**Problem details:**
Go through the records and extract every line with the word "this".

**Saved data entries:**

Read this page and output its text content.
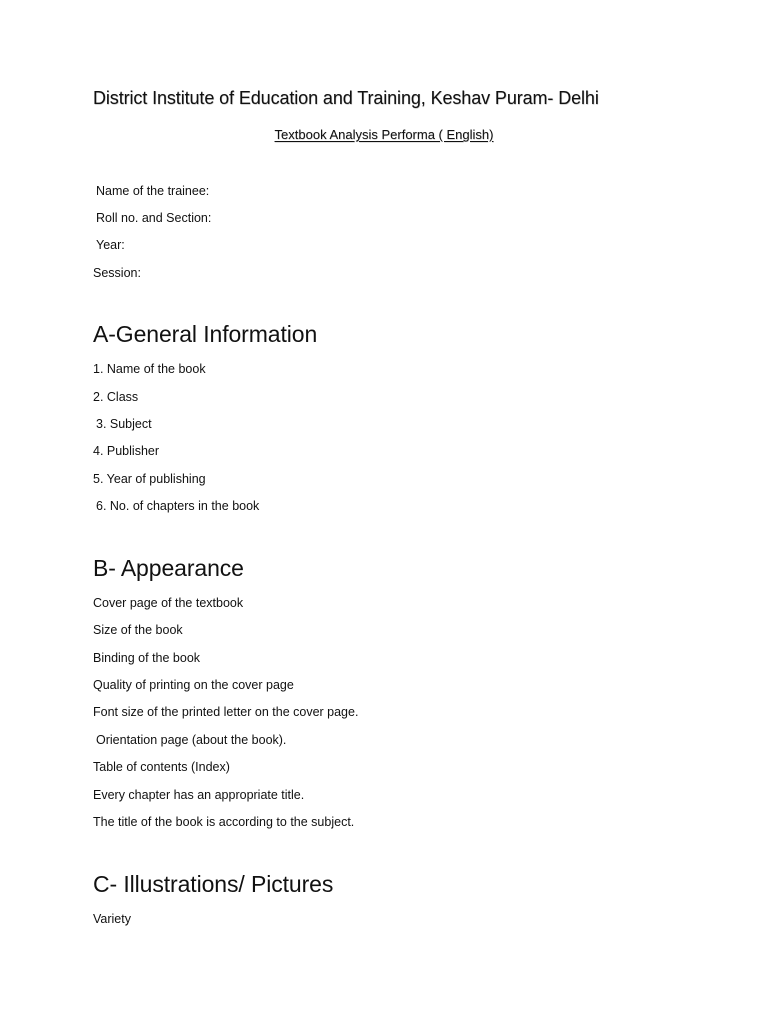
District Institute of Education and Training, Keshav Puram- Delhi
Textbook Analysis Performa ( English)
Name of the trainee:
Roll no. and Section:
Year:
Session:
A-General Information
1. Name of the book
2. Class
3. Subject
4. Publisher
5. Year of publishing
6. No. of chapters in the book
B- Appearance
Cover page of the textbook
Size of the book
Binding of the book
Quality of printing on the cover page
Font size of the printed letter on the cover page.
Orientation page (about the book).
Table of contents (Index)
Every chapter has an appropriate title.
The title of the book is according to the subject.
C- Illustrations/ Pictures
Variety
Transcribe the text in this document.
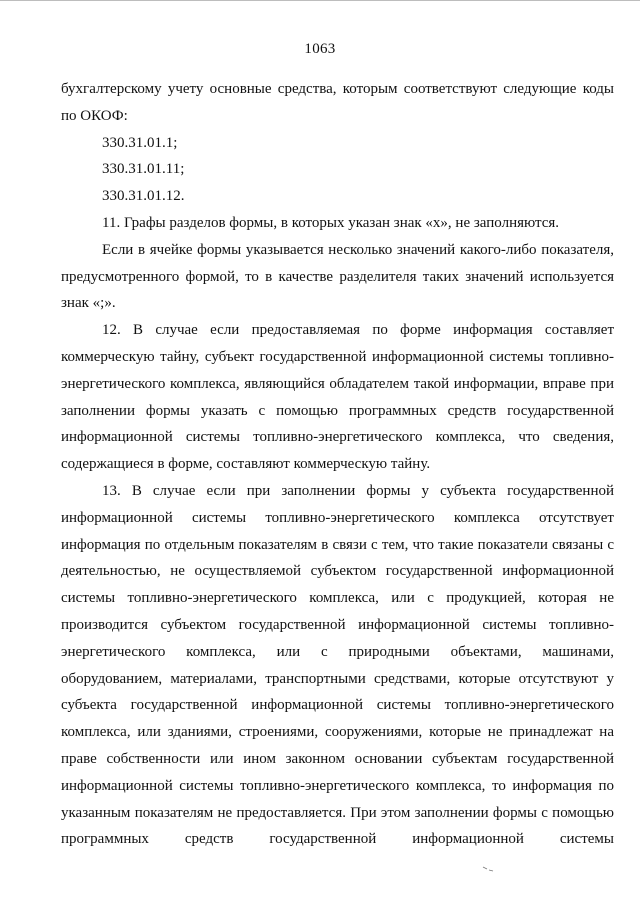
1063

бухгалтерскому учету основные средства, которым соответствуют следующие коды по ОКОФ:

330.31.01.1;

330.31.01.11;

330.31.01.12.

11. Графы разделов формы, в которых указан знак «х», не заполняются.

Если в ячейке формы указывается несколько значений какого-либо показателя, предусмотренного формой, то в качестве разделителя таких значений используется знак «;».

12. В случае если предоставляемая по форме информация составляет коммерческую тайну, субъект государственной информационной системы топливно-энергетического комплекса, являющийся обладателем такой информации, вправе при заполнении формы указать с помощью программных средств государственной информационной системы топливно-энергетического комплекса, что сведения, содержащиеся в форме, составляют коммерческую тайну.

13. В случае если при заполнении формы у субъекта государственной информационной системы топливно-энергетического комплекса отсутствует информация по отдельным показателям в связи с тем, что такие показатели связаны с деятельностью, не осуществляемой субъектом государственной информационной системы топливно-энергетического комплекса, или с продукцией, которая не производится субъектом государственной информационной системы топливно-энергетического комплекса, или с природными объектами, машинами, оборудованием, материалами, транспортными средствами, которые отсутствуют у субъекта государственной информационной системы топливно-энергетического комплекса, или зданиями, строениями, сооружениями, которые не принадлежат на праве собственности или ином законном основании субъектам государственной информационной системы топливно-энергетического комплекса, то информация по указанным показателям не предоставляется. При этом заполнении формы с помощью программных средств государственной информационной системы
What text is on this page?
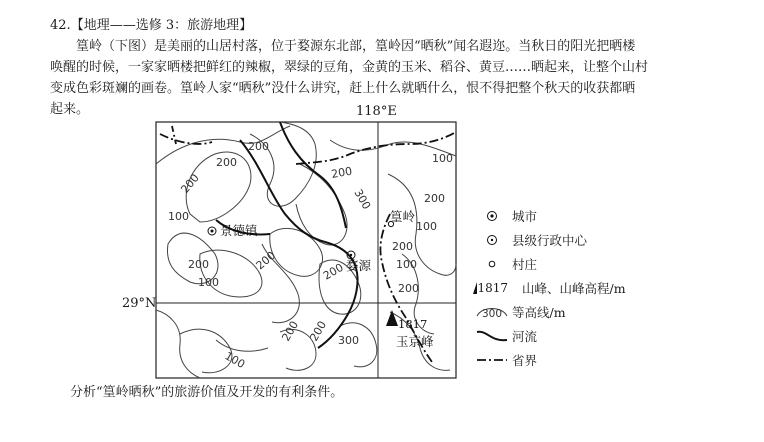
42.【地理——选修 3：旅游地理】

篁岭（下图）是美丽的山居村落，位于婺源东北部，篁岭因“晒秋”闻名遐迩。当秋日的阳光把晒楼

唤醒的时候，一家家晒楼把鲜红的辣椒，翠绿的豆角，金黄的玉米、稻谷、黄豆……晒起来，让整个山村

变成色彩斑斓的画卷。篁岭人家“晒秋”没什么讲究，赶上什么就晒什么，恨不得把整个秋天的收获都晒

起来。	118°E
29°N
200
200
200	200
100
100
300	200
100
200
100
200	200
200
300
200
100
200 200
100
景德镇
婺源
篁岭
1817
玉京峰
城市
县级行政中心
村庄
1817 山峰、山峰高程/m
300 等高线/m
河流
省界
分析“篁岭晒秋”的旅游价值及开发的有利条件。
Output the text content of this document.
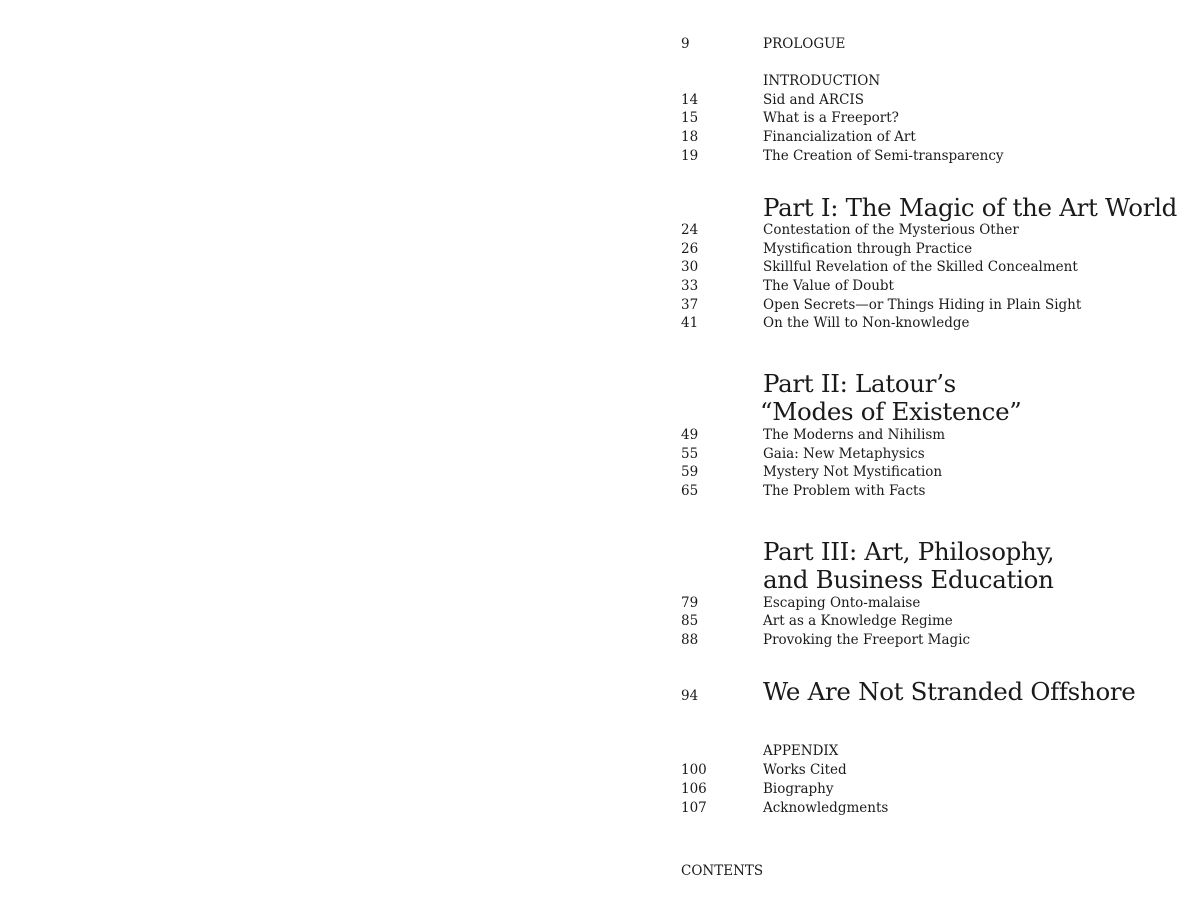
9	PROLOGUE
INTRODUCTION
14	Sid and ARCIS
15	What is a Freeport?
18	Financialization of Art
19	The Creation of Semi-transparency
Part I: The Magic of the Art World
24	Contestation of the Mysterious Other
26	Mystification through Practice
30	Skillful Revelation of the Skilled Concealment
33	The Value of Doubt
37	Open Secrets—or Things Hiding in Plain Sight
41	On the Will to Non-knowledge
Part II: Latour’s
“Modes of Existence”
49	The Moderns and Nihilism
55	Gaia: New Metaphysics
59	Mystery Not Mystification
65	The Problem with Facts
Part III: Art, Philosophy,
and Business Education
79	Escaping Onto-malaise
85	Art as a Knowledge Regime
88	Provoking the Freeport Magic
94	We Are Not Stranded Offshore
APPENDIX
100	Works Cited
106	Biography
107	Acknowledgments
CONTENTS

**Output of the task:**
Read this page and output its text content.
Transcribe the text in this document.
What text is on this page?
Output the text content of this document.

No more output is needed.